(Figure data in JSON)

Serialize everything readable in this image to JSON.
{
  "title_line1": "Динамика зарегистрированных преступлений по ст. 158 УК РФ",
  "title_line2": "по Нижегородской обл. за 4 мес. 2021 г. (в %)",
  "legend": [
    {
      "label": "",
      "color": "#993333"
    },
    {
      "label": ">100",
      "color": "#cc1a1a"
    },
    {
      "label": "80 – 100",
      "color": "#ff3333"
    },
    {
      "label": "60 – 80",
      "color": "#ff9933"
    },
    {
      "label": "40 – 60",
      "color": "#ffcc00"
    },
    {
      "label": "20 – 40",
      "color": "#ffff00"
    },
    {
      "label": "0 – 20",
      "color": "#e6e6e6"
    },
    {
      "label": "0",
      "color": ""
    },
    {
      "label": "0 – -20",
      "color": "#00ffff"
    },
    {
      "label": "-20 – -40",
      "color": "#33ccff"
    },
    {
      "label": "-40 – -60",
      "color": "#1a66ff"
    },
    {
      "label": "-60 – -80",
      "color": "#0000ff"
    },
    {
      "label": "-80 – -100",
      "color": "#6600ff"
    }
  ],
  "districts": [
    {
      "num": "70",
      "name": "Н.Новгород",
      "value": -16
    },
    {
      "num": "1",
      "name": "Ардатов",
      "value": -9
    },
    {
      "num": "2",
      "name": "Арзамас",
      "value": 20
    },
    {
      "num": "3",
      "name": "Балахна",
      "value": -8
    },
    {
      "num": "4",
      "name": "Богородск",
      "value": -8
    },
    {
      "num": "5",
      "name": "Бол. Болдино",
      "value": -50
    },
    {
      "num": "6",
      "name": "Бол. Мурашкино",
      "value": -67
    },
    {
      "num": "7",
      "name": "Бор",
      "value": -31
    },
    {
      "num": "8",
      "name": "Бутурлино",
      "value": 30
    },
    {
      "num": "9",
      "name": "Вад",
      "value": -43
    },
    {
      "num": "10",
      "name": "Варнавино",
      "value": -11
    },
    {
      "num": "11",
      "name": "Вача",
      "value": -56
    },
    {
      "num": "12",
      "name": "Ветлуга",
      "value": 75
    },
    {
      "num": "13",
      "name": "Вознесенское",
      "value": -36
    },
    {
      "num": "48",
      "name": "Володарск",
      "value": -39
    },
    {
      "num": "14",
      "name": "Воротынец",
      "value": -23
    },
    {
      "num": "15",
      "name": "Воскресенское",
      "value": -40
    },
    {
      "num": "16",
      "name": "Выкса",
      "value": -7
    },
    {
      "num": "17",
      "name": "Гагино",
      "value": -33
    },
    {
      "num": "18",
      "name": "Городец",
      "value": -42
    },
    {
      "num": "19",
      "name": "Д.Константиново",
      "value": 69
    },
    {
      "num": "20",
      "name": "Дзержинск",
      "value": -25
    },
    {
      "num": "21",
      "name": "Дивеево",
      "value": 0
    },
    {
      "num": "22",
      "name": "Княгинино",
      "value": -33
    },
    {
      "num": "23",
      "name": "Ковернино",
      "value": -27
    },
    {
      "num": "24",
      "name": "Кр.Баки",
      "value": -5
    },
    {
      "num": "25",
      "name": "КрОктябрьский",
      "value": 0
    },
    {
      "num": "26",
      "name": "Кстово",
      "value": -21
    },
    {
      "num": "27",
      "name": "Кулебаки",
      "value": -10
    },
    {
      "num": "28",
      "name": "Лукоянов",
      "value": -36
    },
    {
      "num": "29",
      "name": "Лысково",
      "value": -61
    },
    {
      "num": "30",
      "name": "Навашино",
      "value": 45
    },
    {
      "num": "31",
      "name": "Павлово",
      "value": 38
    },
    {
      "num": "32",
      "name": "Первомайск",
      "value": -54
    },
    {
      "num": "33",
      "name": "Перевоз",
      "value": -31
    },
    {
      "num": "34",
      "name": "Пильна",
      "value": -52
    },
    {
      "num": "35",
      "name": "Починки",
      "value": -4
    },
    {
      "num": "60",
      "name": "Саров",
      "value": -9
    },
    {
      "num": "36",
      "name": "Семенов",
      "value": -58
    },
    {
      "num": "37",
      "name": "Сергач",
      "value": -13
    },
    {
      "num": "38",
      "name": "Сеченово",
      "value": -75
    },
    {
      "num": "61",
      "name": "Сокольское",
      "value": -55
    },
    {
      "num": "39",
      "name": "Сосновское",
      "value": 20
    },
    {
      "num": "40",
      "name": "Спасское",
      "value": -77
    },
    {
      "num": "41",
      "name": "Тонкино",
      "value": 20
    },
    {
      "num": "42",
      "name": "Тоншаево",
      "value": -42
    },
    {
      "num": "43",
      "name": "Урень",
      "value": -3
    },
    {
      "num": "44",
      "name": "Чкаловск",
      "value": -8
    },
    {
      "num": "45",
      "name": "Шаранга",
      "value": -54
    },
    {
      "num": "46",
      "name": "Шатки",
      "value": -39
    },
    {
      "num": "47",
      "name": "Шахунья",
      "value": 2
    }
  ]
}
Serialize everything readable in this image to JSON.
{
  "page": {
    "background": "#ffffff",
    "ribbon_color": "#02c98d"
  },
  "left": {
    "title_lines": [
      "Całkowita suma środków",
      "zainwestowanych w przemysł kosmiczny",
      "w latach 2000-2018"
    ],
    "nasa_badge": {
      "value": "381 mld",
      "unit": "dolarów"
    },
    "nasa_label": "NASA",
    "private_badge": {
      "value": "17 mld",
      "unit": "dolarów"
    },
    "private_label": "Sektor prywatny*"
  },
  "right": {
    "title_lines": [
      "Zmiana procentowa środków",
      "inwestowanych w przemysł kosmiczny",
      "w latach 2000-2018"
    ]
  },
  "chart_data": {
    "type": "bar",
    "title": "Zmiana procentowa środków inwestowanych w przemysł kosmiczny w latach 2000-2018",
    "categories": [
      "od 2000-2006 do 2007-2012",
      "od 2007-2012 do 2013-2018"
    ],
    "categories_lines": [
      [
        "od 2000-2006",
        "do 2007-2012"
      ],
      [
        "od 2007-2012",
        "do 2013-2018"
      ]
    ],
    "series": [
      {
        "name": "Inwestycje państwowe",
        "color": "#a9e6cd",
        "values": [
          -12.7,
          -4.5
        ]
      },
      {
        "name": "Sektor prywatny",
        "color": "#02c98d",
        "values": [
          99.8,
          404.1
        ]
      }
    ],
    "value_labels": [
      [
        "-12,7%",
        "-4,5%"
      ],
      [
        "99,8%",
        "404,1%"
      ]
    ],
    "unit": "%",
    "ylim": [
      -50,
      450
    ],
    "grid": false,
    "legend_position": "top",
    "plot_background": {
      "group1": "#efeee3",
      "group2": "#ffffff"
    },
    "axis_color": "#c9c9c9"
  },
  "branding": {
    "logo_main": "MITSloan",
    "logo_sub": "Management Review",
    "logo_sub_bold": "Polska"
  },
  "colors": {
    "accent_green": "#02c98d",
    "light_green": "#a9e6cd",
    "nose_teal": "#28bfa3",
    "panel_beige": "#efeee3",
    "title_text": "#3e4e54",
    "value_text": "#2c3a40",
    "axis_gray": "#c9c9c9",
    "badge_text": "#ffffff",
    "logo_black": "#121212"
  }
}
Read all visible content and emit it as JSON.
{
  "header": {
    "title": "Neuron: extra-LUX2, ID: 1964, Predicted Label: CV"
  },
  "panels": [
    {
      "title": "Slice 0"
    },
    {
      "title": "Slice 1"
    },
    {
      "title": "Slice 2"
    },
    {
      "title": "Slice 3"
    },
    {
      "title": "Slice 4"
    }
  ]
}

- **Task brief**
Count the lines of the listing above that include the word "prywatny" and state the total with nothing else.

- **Exercise result**
2